**Work to do**:
Reproduce all lines of the listing below in which the word "spec" occurs.

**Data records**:
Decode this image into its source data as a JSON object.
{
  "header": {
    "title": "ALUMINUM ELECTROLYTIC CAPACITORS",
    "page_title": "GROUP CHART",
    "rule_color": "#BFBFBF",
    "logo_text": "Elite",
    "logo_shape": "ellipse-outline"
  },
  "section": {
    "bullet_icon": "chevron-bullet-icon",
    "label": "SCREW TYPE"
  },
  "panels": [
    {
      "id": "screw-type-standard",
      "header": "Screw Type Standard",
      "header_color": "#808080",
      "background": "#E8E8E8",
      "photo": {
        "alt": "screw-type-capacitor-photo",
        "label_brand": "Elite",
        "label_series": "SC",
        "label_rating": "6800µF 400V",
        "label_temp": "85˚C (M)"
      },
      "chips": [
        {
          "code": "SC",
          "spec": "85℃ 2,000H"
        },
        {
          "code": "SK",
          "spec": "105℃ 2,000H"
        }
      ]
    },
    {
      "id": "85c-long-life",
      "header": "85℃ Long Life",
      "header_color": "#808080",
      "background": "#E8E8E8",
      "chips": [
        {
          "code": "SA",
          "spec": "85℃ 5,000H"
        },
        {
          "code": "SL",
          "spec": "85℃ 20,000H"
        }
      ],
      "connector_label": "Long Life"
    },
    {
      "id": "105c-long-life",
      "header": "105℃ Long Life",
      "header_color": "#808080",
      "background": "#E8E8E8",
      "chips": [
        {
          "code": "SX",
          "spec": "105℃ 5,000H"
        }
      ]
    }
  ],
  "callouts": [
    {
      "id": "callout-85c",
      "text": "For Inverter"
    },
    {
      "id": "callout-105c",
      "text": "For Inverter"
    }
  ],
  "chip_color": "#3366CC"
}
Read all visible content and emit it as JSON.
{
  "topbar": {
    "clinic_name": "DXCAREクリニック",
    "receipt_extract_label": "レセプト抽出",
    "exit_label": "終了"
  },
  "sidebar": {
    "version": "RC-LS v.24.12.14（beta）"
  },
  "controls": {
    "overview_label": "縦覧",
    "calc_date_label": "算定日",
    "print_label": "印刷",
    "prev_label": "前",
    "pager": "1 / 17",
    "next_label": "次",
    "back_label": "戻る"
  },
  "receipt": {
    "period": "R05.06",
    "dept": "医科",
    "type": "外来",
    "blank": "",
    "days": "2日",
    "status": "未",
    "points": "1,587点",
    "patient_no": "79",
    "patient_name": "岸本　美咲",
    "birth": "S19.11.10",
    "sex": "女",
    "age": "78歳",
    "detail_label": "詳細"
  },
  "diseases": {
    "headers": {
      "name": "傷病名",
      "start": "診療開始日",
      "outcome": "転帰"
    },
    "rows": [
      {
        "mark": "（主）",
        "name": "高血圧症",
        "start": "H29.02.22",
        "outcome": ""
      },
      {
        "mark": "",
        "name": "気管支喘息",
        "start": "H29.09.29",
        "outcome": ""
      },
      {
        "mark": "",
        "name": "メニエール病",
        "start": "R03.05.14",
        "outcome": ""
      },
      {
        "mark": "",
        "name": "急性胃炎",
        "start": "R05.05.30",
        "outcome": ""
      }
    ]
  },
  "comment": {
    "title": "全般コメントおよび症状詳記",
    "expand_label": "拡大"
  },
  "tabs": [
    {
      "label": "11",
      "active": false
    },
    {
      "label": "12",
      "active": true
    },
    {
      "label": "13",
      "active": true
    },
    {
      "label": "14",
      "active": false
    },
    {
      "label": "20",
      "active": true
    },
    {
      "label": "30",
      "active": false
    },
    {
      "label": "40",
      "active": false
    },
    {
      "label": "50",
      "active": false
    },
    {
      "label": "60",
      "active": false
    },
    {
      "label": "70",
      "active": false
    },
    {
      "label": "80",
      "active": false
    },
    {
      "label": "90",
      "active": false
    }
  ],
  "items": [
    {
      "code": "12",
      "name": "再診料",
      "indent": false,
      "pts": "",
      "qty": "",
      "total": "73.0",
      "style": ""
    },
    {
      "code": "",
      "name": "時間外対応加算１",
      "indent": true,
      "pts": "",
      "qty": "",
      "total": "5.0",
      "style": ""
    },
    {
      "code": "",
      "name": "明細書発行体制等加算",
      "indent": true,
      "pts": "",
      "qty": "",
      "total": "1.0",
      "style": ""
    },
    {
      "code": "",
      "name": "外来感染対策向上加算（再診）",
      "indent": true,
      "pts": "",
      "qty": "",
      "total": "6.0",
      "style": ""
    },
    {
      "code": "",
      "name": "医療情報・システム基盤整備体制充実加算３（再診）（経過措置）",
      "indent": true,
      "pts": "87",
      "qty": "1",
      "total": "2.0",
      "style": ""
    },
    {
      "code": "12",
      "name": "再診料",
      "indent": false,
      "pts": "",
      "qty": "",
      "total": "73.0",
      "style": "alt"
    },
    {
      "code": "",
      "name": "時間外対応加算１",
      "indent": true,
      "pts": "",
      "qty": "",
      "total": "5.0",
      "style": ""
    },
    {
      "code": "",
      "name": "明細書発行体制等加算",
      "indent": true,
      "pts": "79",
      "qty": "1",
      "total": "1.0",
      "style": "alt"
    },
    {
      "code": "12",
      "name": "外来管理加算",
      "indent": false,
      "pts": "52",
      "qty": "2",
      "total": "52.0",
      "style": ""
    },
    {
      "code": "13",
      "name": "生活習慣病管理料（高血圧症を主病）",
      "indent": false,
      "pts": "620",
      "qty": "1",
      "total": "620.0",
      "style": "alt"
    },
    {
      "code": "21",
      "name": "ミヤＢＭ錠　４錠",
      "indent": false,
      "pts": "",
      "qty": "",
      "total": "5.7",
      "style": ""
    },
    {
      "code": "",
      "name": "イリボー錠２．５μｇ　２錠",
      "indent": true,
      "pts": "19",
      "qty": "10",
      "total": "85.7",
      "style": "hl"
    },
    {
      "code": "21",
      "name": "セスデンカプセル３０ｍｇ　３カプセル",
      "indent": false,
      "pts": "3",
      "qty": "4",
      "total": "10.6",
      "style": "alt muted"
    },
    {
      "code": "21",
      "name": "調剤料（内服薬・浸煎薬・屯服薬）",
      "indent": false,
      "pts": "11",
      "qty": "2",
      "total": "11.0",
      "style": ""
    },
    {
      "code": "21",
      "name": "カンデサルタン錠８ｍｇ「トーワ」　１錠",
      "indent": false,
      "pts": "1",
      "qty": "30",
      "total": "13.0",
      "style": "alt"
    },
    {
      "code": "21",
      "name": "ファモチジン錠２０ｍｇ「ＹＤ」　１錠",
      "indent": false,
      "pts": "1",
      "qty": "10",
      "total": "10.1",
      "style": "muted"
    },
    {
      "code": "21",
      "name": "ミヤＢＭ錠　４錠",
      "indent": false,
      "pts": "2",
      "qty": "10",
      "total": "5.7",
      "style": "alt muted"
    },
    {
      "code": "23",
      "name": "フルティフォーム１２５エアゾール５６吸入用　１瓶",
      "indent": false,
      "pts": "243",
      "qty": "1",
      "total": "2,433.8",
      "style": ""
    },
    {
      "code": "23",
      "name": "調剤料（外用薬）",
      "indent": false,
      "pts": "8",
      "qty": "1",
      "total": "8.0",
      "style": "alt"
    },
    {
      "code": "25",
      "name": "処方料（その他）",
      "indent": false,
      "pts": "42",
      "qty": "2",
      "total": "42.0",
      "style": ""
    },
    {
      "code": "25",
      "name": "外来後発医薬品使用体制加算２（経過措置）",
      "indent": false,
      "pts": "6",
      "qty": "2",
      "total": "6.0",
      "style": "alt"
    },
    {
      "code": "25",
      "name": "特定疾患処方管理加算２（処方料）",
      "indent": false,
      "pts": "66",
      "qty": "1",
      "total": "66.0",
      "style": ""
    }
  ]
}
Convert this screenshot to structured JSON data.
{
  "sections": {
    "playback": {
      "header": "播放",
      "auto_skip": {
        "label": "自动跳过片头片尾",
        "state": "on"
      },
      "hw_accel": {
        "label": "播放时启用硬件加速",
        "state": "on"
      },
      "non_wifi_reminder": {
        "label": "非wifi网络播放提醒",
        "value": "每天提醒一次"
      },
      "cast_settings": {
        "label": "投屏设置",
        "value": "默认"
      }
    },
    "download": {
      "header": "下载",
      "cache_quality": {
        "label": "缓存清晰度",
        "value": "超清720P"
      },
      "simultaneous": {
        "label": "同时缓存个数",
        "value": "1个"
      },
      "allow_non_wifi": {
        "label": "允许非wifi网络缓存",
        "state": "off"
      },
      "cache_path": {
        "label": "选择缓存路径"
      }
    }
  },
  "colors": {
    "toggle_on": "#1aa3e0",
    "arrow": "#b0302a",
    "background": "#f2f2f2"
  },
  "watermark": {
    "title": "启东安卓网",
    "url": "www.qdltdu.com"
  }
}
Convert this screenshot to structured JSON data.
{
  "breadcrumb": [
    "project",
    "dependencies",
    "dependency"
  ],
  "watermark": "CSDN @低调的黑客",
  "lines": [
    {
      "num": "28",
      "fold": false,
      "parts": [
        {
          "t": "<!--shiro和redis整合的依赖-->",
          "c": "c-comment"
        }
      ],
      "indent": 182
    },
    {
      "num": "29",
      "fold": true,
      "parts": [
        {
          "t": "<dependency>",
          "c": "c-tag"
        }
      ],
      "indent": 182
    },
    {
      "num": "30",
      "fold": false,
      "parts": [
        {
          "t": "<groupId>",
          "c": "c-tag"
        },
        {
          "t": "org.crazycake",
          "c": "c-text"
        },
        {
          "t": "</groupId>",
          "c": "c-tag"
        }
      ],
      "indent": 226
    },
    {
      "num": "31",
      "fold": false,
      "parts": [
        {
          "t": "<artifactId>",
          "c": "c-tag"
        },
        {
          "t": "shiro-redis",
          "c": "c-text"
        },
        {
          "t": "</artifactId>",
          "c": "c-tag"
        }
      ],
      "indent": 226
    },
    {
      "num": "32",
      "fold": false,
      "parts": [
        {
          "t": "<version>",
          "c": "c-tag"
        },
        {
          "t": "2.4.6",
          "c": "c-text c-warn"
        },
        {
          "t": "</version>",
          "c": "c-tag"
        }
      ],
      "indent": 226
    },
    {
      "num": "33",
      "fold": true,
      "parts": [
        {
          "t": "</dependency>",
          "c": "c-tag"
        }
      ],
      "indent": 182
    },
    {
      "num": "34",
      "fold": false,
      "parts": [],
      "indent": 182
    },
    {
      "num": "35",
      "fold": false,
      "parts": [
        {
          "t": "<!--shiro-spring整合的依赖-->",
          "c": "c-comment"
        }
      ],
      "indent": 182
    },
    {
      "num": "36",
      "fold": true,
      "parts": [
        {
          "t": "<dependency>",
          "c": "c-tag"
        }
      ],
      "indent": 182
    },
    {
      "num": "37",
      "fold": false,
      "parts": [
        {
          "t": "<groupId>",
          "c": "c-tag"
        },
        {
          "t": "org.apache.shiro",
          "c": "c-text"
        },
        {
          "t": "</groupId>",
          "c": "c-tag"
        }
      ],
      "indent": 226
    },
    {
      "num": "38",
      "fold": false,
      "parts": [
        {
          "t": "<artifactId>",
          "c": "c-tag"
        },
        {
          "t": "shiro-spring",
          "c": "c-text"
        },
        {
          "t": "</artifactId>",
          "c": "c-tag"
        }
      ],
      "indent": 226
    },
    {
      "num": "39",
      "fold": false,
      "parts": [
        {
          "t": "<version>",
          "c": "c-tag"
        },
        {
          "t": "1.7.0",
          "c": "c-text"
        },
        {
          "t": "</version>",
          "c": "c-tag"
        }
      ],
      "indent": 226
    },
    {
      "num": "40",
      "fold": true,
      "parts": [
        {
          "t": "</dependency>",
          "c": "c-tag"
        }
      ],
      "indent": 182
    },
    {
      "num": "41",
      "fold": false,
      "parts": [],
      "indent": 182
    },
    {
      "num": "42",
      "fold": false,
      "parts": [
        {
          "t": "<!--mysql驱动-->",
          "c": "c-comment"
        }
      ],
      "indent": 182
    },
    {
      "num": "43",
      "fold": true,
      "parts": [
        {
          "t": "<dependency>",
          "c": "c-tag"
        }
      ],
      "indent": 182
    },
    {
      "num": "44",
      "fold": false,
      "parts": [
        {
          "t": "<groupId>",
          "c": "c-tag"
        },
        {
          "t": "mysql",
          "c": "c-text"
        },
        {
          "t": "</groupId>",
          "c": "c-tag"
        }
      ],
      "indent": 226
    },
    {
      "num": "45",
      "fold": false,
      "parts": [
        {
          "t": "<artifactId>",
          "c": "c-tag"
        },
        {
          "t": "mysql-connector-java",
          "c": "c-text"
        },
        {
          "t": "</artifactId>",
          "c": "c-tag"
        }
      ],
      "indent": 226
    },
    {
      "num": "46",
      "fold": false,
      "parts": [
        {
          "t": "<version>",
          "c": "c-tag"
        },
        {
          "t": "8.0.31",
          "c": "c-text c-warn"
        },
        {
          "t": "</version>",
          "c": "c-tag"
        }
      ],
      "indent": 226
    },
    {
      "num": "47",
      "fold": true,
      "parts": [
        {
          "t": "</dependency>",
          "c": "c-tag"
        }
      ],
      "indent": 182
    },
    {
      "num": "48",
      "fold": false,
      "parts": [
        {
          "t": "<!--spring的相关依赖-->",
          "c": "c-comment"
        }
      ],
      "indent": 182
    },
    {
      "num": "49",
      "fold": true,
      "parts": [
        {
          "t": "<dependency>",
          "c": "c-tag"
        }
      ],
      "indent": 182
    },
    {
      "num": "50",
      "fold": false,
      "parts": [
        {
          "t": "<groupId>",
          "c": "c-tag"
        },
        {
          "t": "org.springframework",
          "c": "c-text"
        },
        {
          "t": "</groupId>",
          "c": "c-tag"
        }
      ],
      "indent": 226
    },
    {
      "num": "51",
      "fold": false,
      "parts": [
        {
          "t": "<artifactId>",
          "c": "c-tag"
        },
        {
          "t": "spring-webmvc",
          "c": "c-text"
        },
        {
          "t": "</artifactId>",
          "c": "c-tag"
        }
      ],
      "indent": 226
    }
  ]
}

**Expected answer**:
          "spec": "85℃ 2,000H"
          "spec": "105℃ 2,000H"
          "spec": "85℃ 5,000H"
          "spec": "85℃ 20,000H"
          "spec": "105℃ 5,000H"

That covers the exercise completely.